#### Exercise data
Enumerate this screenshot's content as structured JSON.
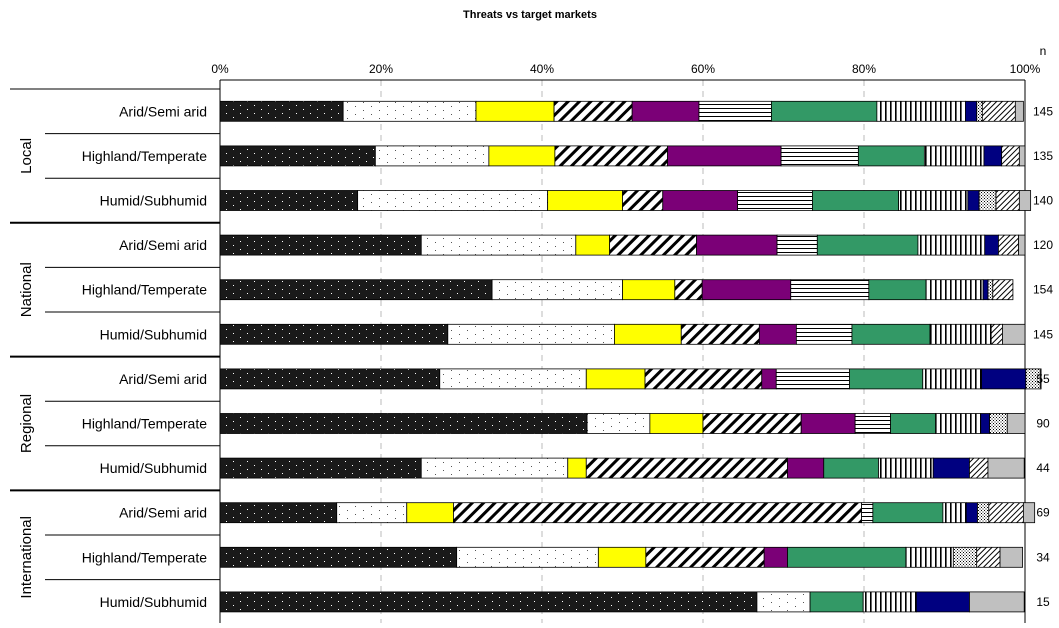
{
  "chart_data": {
    "type": "bar",
    "stacked": "percent",
    "title": "Threats vs target markets",
    "n_header": "n",
    "x_ticks": [
      "0%",
      "20%",
      "40%",
      "60%",
      "80%",
      "100%"
    ],
    "xlim": [
      0,
      100
    ],
    "grid": "vertical dashed",
    "legend": "none",
    "groups": [
      "Local",
      "National",
      "Regional",
      "International"
    ],
    "categories": [
      {
        "group": "Local",
        "label": "Arid/Semi arid",
        "n": "145"
      },
      {
        "group": "Local",
        "label": "Highland/Temperate",
        "n": "135"
      },
      {
        "group": "Local",
        "label": "Humid/Subhumid",
        "n": "140"
      },
      {
        "group": "National",
        "label": "Arid/Semi arid",
        "n": "120"
      },
      {
        "group": "National",
        "label": "Highland/Temperate",
        "n": "154"
      },
      {
        "group": "National",
        "label": "Humid/Subhumid",
        "n": "145"
      },
      {
        "group": "Regional",
        "label": "Arid/Semi arid",
        "n": "55"
      },
      {
        "group": "Regional",
        "label": "Highland/Temperate",
        "n": "90"
      },
      {
        "group": "Regional",
        "label": "Humid/Subhumid",
        "n": "44"
      },
      {
        "group": "International",
        "label": "Arid/Semi arid",
        "n": "69"
      },
      {
        "group": "International",
        "label": "Highland/Temperate",
        "n": "34"
      },
      {
        "group": "International",
        "label": "Humid/Subhumid",
        "n": "15"
      }
    ],
    "series": [
      {
        "pattern": "dark-dots",
        "color": "#1a1a1a",
        "values": [
          15.3,
          19.3,
          17.1,
          25.0,
          33.8,
          28.3,
          27.3,
          45.6,
          25.0,
          14.5,
          29.4,
          66.7
        ]
      },
      {
        "pattern": "light-dots",
        "color": "#ffffff",
        "values": [
          16.5,
          14.1,
          23.6,
          19.2,
          16.2,
          20.7,
          18.2,
          7.8,
          18.2,
          8.7,
          17.6,
          6.6
        ]
      },
      {
        "color": "#ffff00",
        "values": [
          9.7,
          8.2,
          9.3,
          4.2,
          6.5,
          8.3,
          7.3,
          6.6,
          2.3,
          5.8,
          5.9,
          0
        ]
      },
      {
        "pattern": "wide-diagonal",
        "color": "#ffffff",
        "values": [
          9.7,
          14.0,
          5.0,
          10.8,
          3.4,
          9.7,
          14.5,
          12.2,
          25.0,
          50.7,
          14.7,
          0
        ]
      },
      {
        "color": "#7b0077",
        "values": [
          8.3,
          14.1,
          9.3,
          10.0,
          11.0,
          4.6,
          1.8,
          6.7,
          4.5,
          0,
          2.9,
          0
        ]
      },
      {
        "pattern": "horizontal-lines",
        "color": "#ffffff",
        "values": [
          9.0,
          9.6,
          9.3,
          5.0,
          9.7,
          6.9,
          9.1,
          4.4,
          0,
          1.4,
          0,
          0
        ]
      },
      {
        "color": "#339966",
        "values": [
          13.1,
          8.2,
          10.7,
          12.5,
          7.1,
          9.7,
          9.1,
          5.6,
          6.8,
          8.7,
          14.7,
          6.6
        ]
      },
      {
        "pattern": "vertical-lines",
        "color": "#ffffff",
        "values": [
          11.0,
          7.4,
          8.6,
          8.3,
          7.1,
          7.6,
          7.3,
          5.6,
          6.8,
          2.9,
          5.9,
          6.6
        ]
      },
      {
        "color": "#000080",
        "values": [
          1.4,
          2.2,
          1.4,
          1.7,
          0.6,
          0,
          5.5,
          1.1,
          4.5,
          1.4,
          0,
          6.6
        ]
      },
      {
        "pattern": "fine-dots",
        "color": "#ffffff",
        "values": [
          0.7,
          0,
          2.1,
          0,
          0.6,
          0,
          1.8,
          2.2,
          0,
          1.4,
          2.9,
          0
        ]
      },
      {
        "pattern": "narrow-diagonal",
        "color": "#ffffff",
        "values": [
          4.1,
          2.2,
          2.9,
          2.5,
          2.5,
          1.4,
          0,
          0,
          2.3,
          4.3,
          2.9,
          0
        ]
      },
      {
        "color": "#c0c0c0",
        "values": [
          1.0,
          0.7,
          1.4,
          0.8,
          0,
          2.8,
          0.1,
          2.2,
          4.5,
          1.4,
          2.8,
          6.8
        ]
      }
    ]
  }
}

#### Work to be completed
Pictures don't belong in the copy. Transcribe every record exactly as it appears.

#### Worked answer
Enumerate this screenshot's content as structured JSON.
{
  "chart_data": {
    "type": "bar",
    "stacked": "percent",
    "title": "Threats vs target markets",
    "n_header": "n",
    "x_ticks": [
      "0%",
      "20%",
      "40%",
      "60%",
      "80%",
      "100%"
    ],
    "xlim": [
      0,
      100
    ],
    "grid": "vertical dashed",
    "legend": "none",
    "groups": [
      "Local",
      "National",
      "Regional",
      "International"
    ],
    "categories": [
      {
        "group": "Local",
        "label": "Arid/Semi arid",
        "n": "145"
      },
      {
        "group": "Local",
        "label": "Highland/Temperate",
        "n": "135"
      },
      {
        "group": "Local",
        "label": "Humid/Subhumid",
        "n": "140"
      },
      {
        "group": "National",
        "label": "Arid/Semi arid",
        "n": "120"
      },
      {
        "group": "National",
        "label": "Highland/Temperate",
        "n": "154"
      },
      {
        "group": "National",
        "label": "Humid/Subhumid",
        "n": "145"
      },
      {
        "group": "Regional",
        "label": "Arid/Semi arid",
        "n": "55"
      },
      {
        "group": "Regional",
        "label": "Highland/Temperate",
        "n": "90"
      },
      {
        "group": "Regional",
        "label": "Humid/Subhumid",
        "n": "44"
      },
      {
        "group": "International",
        "label": "Arid/Semi arid",
        "n": "69"
      },
      {
        "group": "International",
        "label": "Highland/Temperate",
        "n": "34"
      },
      {
        "group": "International",
        "label": "Humid/Subhumid",
        "n": "15"
      }
    ],
    "series": [
      {
        "pattern": "dark-dots",
        "color": "#1a1a1a",
        "values": [
          15.3,
          19.3,
          17.1,
          25.0,
          33.8,
          28.3,
          27.3,
          45.6,
          25.0,
          14.5,
          29.4,
          66.7
        ]
      },
      {
        "pattern": "light-dots",
        "color": "#ffffff",
        "values": [
          16.5,
          14.1,
          23.6,
          19.2,
          16.2,
          20.7,
          18.2,
          7.8,
          18.2,
          8.7,
          17.6,
          6.6
        ]
      },
      {
        "color": "#ffff00",
        "values": [
          9.7,
          8.2,
          9.3,
          4.2,
          6.5,
          8.3,
          7.3,
          6.6,
          2.3,
          5.8,
          5.9,
          0
        ]
      },
      {
        "pattern": "wide-diagonal",
        "color": "#ffffff",
        "values": [
          9.7,
          14.0,
          5.0,
          10.8,
          3.4,
          9.7,
          14.5,
          12.2,
          25.0,
          50.7,
          14.7,
          0
        ]
      },
      {
        "color": "#7b0077",
        "values": [
          8.3,
          14.1,
          9.3,
          10.0,
          11.0,
          4.6,
          1.8,
          6.7,
          4.5,
          0,
          2.9,
          0
        ]
      },
      {
        "pattern": "horizontal-lines",
        "color": "#ffffff",
        "values": [
          9.0,
          9.6,
          9.3,
          5.0,
          9.7,
          6.9,
          9.1,
          4.4,
          0,
          1.4,
          0,
          0
        ]
      },
      {
        "color": "#339966",
        "values": [
          13.1,
          8.2,
          10.7,
          12.5,
          7.1,
          9.7,
          9.1,
          5.6,
          6.8,
          8.7,
          14.7,
          6.6
        ]
      },
      {
        "pattern": "vertical-lines",
        "color": "#ffffff",
        "values": [
          11.0,
          7.4,
          8.6,
          8.3,
          7.1,
          7.6,
          7.3,
          5.6,
          6.8,
          2.9,
          5.9,
          6.6
        ]
      },
      {
        "color": "#000080",
        "values": [
          1.4,
          2.2,
          1.4,
          1.7,
          0.6,
          0,
          5.5,
          1.1,
          4.5,
          1.4,
          0,
          6.6
        ]
      },
      {
        "pattern": "fine-dots",
        "color": "#ffffff",
        "values": [
          0.7,
          0,
          2.1,
          0,
          0.6,
          0,
          1.8,
          2.2,
          0,
          1.4,
          2.9,
          0
        ]
      },
      {
        "pattern": "narrow-diagonal",
        "color": "#ffffff",
        "values": [
          4.1,
          2.2,
          2.9,
          2.5,
          2.5,
          1.4,
          0,
          0,
          2.3,
          4.3,
          2.9,
          0
        ]
      },
      {
        "color": "#c0c0c0",
        "values": [
          1.0,
          0.7,
          1.4,
          0.8,
          0,
          2.8,
          0.1,
          2.2,
          4.5,
          1.4,
          2.8,
          6.8
        ]
      }
    ]
  }
}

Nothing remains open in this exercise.